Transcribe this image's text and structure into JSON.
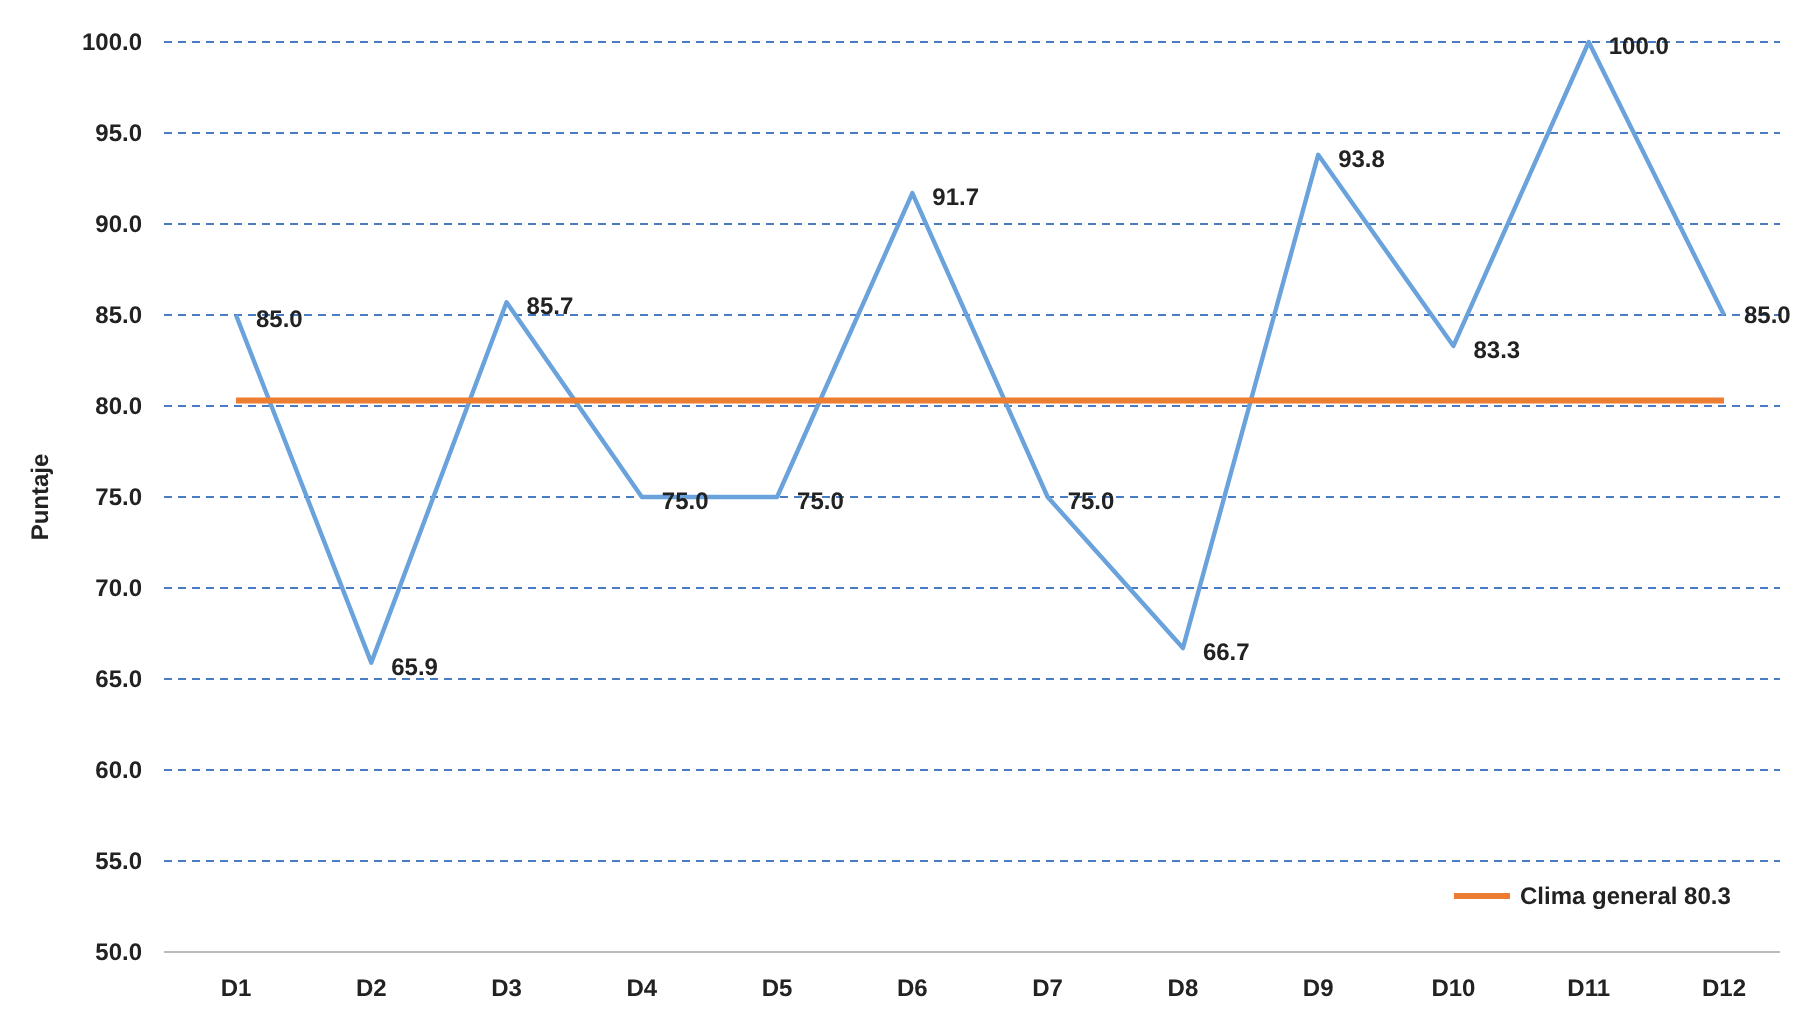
{
  "chart_data": {
    "type": "line",
    "ylabel": "Puntaje",
    "categories": [
      "D1",
      "D2",
      "D3",
      "D4",
      "D5",
      "D6",
      "D7",
      "D8",
      "D9",
      "D10",
      "D11",
      "D12"
    ],
    "series": [
      {
        "color": "#6aa2dc",
        "values": [
          85.0,
          65.9,
          85.7,
          75.0,
          75.0,
          91.7,
          75.0,
          66.7,
          93.8,
          83.3,
          100.0,
          85.0
        ],
        "value_labels": [
          "85.0",
          "65.9",
          "85.7",
          "75.0",
          "75.0",
          "91.7",
          "75.0",
          "66.7",
          "93.8",
          "83.3",
          "100.0",
          "85.0"
        ]
      },
      {
        "name": "Clima general 80.3",
        "color": "#ed7d31",
        "values": [
          80.3,
          80.3,
          80.3,
          80.3,
          80.3,
          80.3,
          80.3,
          80.3,
          80.3,
          80.3,
          80.3,
          80.3
        ]
      }
    ],
    "ylim": [
      50,
      100
    ],
    "yticks": [
      {
        "value": 50,
        "label": "50.0"
      },
      {
        "value": 55,
        "label": "55.0"
      },
      {
        "value": 60,
        "label": "60.0"
      },
      {
        "value": 65,
        "label": "65.0"
      },
      {
        "value": 70,
        "label": "70.0"
      },
      {
        "value": 75,
        "label": "75.0"
      },
      {
        "value": 80,
        "label": "80.0"
      },
      {
        "value": 85,
        "label": "85.0"
      },
      {
        "value": 90,
        "label": "90.0"
      },
      {
        "value": 95,
        "label": "95.0"
      },
      {
        "value": 100,
        "label": "100.0"
      }
    ],
    "grid": "y",
    "legend": "bottom right",
    "marker": "none",
    "line_style": "solid"
  }
}
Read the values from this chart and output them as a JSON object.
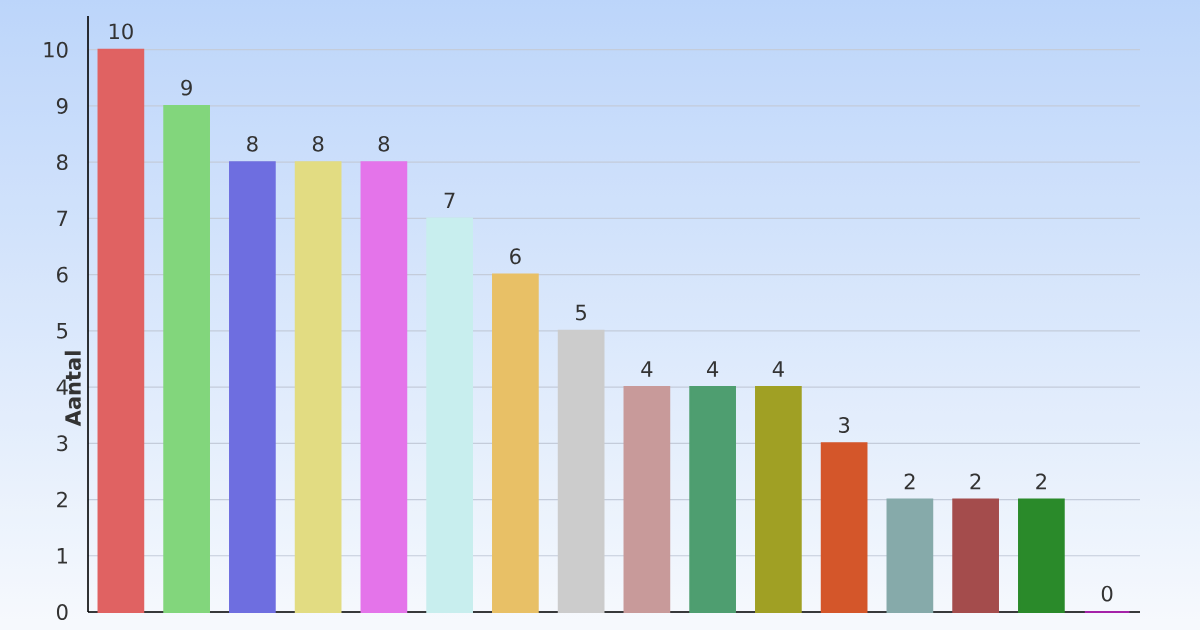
{
  "chart_data": {
    "type": "bar",
    "ylabel": "Aantal",
    "categories": [
      null,
      null,
      null,
      null,
      null,
      null,
      null,
      null,
      null,
      null,
      null,
      null,
      null,
      null,
      null,
      null
    ],
    "values": [
      10,
      9,
      8,
      8,
      8,
      7,
      6,
      5,
      4,
      4,
      4,
      3,
      2,
      2,
      2,
      0
    ],
    "colors": [
      "#e06262",
      "#82d67c",
      "#6e6ee0",
      "#e2dc82",
      "#e474ea",
      "#c8eeee",
      "#e8c066",
      "#cccccc",
      "#c89a9a",
      "#4e9e70",
      "#a0a024",
      "#d4562a",
      "#86aaaa",
      "#a44c4c",
      "#2a8a2a",
      "#a422a8"
    ],
    "ylim": [
      0,
      10.6
    ],
    "yticks": [
      0,
      1,
      2,
      3,
      4,
      5,
      6,
      7,
      8,
      9,
      10
    ],
    "grid": "y",
    "data_labels": true
  }
}
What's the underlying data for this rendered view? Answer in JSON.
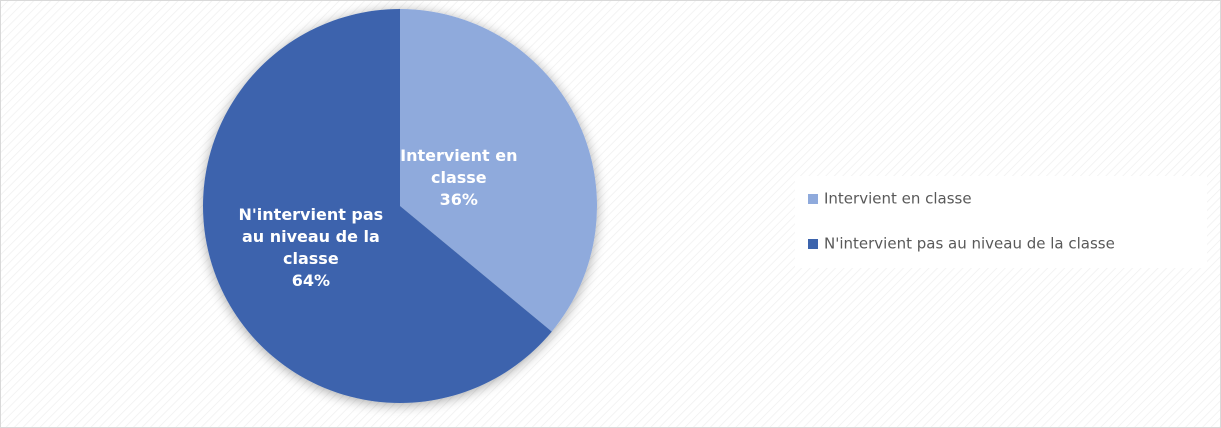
{
  "chart_data": {
    "type": "pie",
    "categories": [
      "Intervient en classe",
      "N'intervient pas au niveau de la classe"
    ],
    "values": [
      36,
      64
    ],
    "value_labels": [
      "36%",
      "64%"
    ],
    "colors": [
      "#8faadc",
      "#3c64ad"
    ],
    "legend": "right"
  }
}
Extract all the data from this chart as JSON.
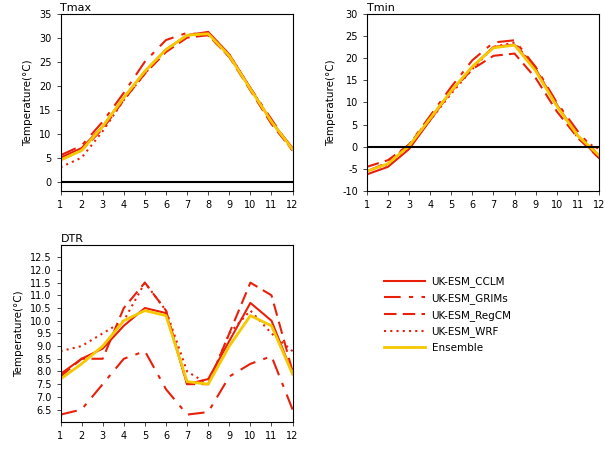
{
  "months": [
    1,
    2,
    3,
    4,
    5,
    6,
    7,
    8,
    9,
    10,
    11,
    12
  ],
  "tmax": {
    "CCLM": [
      5.0,
      7.0,
      11.5,
      17.5,
      23.0,
      27.5,
      30.5,
      31.2,
      26.5,
      19.5,
      12.5,
      7.0
    ],
    "GRIMs": [
      5.5,
      7.5,
      12.5,
      18.5,
      25.0,
      29.5,
      31.0,
      30.5,
      26.0,
      19.5,
      13.0,
      6.5
    ],
    "RegCM": [
      4.5,
      6.5,
      11.0,
      17.0,
      22.5,
      27.0,
      30.0,
      30.5,
      26.0,
      19.0,
      12.0,
      6.5
    ],
    "WRF": [
      3.0,
      5.0,
      10.5,
      17.0,
      22.5,
      27.5,
      30.5,
      31.0,
      26.5,
      19.5,
      12.5,
      6.5
    ],
    "Ensemble": [
      4.5,
      6.5,
      11.5,
      17.5,
      23.0,
      27.5,
      30.5,
      30.8,
      26.2,
      19.3,
      12.5,
      6.7
    ]
  },
  "tmin": {
    "CCLM": [
      -6.2,
      -4.5,
      -0.5,
      6.0,
      12.5,
      18.0,
      22.5,
      23.0,
      17.5,
      9.5,
      2.5,
      -2.5
    ],
    "GRIMs": [
      -5.5,
      -3.5,
      0.5,
      7.0,
      13.5,
      19.5,
      23.5,
      24.0,
      18.0,
      10.0,
      3.5,
      -2.0
    ],
    "RegCM": [
      -4.5,
      -3.0,
      0.5,
      6.5,
      12.5,
      17.5,
      20.5,
      21.0,
      15.5,
      8.0,
      2.0,
      -2.5
    ],
    "WRF": [
      -5.5,
      -4.0,
      0.0,
      6.0,
      12.0,
      17.5,
      22.5,
      23.5,
      17.5,
      9.5,
      2.0,
      -0.5
    ],
    "Ensemble": [
      -5.5,
      -3.8,
      0.2,
      6.4,
      12.6,
      18.1,
      22.3,
      22.9,
      17.1,
      9.2,
      2.5,
      -1.9
    ]
  },
  "dtr": {
    "CCLM": [
      7.9,
      8.5,
      8.9,
      9.8,
      10.5,
      10.3,
      7.5,
      7.7,
      9.2,
      10.7,
      10.0,
      7.9
    ],
    "GRIMs": [
      6.3,
      6.5,
      7.5,
      8.5,
      8.8,
      7.3,
      6.3,
      6.4,
      7.8,
      8.3,
      8.6,
      6.5
    ],
    "RegCM": [
      7.8,
      8.5,
      8.5,
      10.5,
      11.5,
      10.4,
      7.5,
      7.5,
      9.5,
      11.5,
      11.0,
      8.0
    ],
    "WRF": [
      8.8,
      9.0,
      9.5,
      10.0,
      11.5,
      10.4,
      8.0,
      7.5,
      9.5,
      10.4,
      9.5,
      8.8
    ],
    "Ensemble": [
      7.7,
      8.3,
      9.0,
      10.0,
      10.4,
      10.2,
      7.6,
      7.5,
      9.0,
      10.2,
      9.8,
      7.9
    ]
  },
  "colors": {
    "CCLM": "#e8200a",
    "GRIMs": "#e8200a",
    "RegCM": "#e8200a",
    "WRF": "#e8200a",
    "Ensemble": "#f5c800"
  },
  "dashes": {
    "CCLM": [
      1,
      0
    ],
    "GRIMs": [
      8,
      4,
      2,
      4
    ],
    "RegCM": [
      6,
      3,
      6,
      3
    ],
    "WRF": [
      1,
      2
    ],
    "Ensemble": [
      1,
      0
    ]
  },
  "linewidths": {
    "CCLM": 1.5,
    "GRIMs": 1.5,
    "RegCM": 1.5,
    "WRF": 1.5,
    "Ensemble": 2.0
  },
  "legend_labels": {
    "CCLM": "UK-ESM_CCLM",
    "GRIMs": "UK-ESM_GRIMs",
    "RegCM": "UK-ESM_RegCM",
    "WRF": "UK-ESM_WRF",
    "Ensemble": "Ensemble"
  },
  "tmax_ylim": [
    -2,
    35
  ],
  "tmin_ylim": [
    -10,
    30
  ],
  "dtr_ylim": [
    6.0,
    13.0
  ],
  "tmax_yticks": [
    0,
    5,
    10,
    15,
    20,
    25,
    30,
    35
  ],
  "tmin_yticks": [
    -10,
    -5,
    0,
    5,
    10,
    15,
    20,
    25,
    30
  ],
  "dtr_yticks": [
    6.5,
    7.0,
    7.5,
    8.0,
    8.5,
    9.0,
    9.5,
    10.0,
    10.5,
    11.0,
    11.5,
    12.0,
    12.5
  ],
  "subplot_titles": {
    "tmax": "Tmax",
    "tmin": "Tmin",
    "dtr": "DTR"
  },
  "ylabel": "Temperature(°C)"
}
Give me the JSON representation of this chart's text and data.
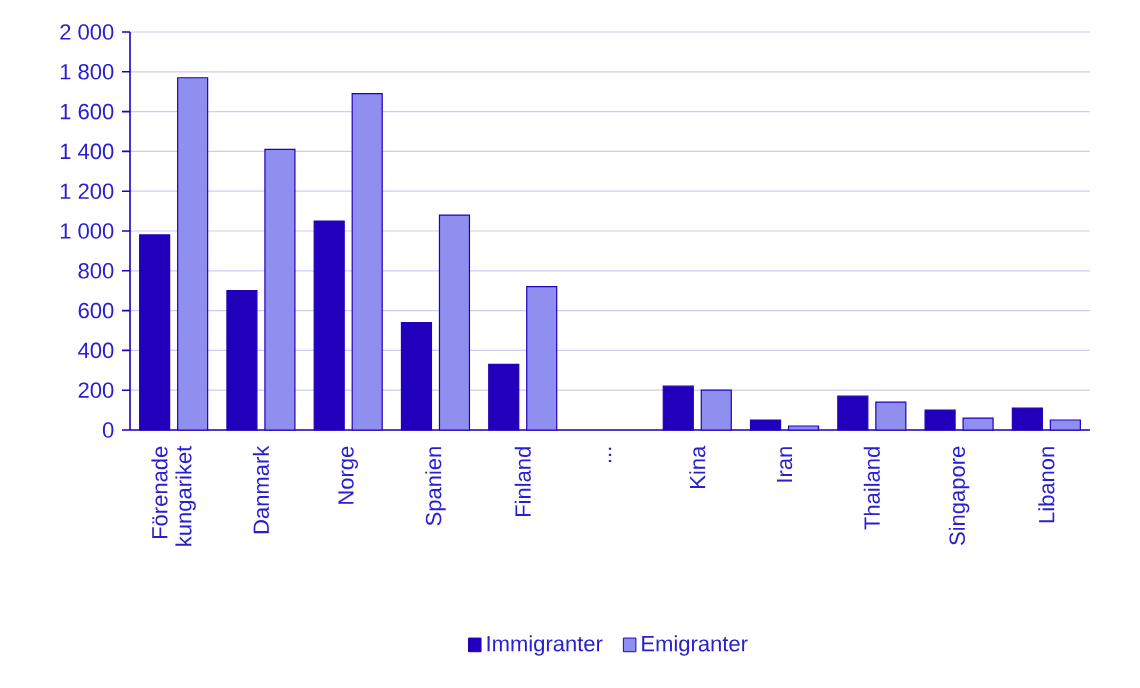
{
  "chart_data": {
    "type": "bar",
    "categories": [
      "Förenade kungariket",
      "Danmark",
      "Norge",
      "Spanien",
      "Finland",
      "...",
      "Kina",
      "Iran",
      "Thailand",
      "Singapore",
      "Libanon"
    ],
    "series": [
      {
        "name": "Immigranter",
        "color": "#2200bb",
        "values": [
          980,
          700,
          1050,
          540,
          330,
          null,
          220,
          50,
          170,
          100,
          110
        ]
      },
      {
        "name": "Emigranter",
        "color": "#8f8ff0",
        "values": [
          1770,
          1410,
          1690,
          1080,
          720,
          null,
          200,
          20,
          140,
          60,
          50
        ]
      }
    ],
    "ylim": [
      0,
      2000
    ],
    "yticks": [
      0,
      200,
      400,
      600,
      800,
      {
        "value": 1000,
        "label": "1 000"
      },
      {
        "value": 1200,
        "label": "1 200"
      },
      {
        "value": 1400,
        "label": "1 400"
      },
      {
        "value": 1600,
        "label": "1 600"
      },
      {
        "value": 1800,
        "label": "1 800"
      },
      {
        "value": 2000,
        "label": "2 000"
      }
    ],
    "grid": "y",
    "legend": "bottom"
  }
}
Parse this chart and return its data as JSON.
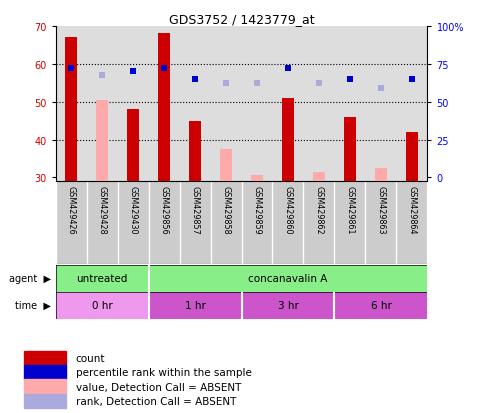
{
  "title": "GDS3752 / 1423779_at",
  "samples": [
    "GSM429426",
    "GSM429428",
    "GSM429430",
    "GSM429856",
    "GSM429857",
    "GSM429858",
    "GSM429859",
    "GSM429860",
    "GSM429862",
    "GSM429861",
    "GSM429863",
    "GSM429864"
  ],
  "bar_heights_red": [
    67,
    0,
    48,
    68,
    45,
    0,
    0,
    51,
    0,
    46,
    0,
    42
  ],
  "bar_heights_pink": [
    0,
    50.5,
    0,
    0,
    0,
    37.5,
    30.5,
    0,
    31.5,
    0,
    32.5,
    0
  ],
  "dot_blue_dark": [
    59,
    null,
    58,
    59,
    56,
    null,
    null,
    59,
    null,
    56,
    null,
    56
  ],
  "dot_blue_light": [
    null,
    57,
    null,
    null,
    null,
    55,
    55,
    null,
    55,
    null,
    53.5,
    null
  ],
  "ylim_min": 29,
  "ylim_max": 70,
  "yticks_left": [
    30,
    40,
    50,
    60,
    70
  ],
  "yticks_right_labels": [
    "0",
    "25",
    "50",
    "75",
    "100%"
  ],
  "yticks_right_vals": [
    30,
    40,
    50,
    60,
    70
  ],
  "agent_segments": [
    {
      "text": "untreated",
      "start": 0,
      "end": 3,
      "color": "#88ee88"
    },
    {
      "text": "concanavalin A",
      "start": 3,
      "end": 12,
      "color": "#88ee88"
    }
  ],
  "time_segments": [
    {
      "text": "0 hr",
      "start": 0,
      "end": 3,
      "color": "#ee99ee"
    },
    {
      "text": "1 hr",
      "start": 3,
      "end": 6,
      "color": "#cc55cc"
    },
    {
      "text": "3 hr",
      "start": 6,
      "end": 9,
      "color": "#cc55cc"
    },
    {
      "text": "6 hr",
      "start": 9,
      "end": 12,
      "color": "#cc55cc"
    }
  ],
  "legend_items": [
    {
      "label": "count",
      "color": "#cc0000"
    },
    {
      "label": "percentile rank within the sample",
      "color": "#0000cc"
    },
    {
      "label": "value, Detection Call = ABSENT",
      "color": "#ffaaaa"
    },
    {
      "label": "rank, Detection Call = ABSENT",
      "color": "#aaaadd"
    }
  ],
  "bar_width": 0.4,
  "plot_bg": "#dddddd",
  "label_bg": "#cccccc",
  "grid_lines": [
    40,
    50,
    60
  ]
}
= = = = =
For each line of the listing that holds the word "ylabel", show that line.

    "ylabel": "Puntaje",
    "ylabel": "Aantal",
  "ylabel": "Temperature(°C)"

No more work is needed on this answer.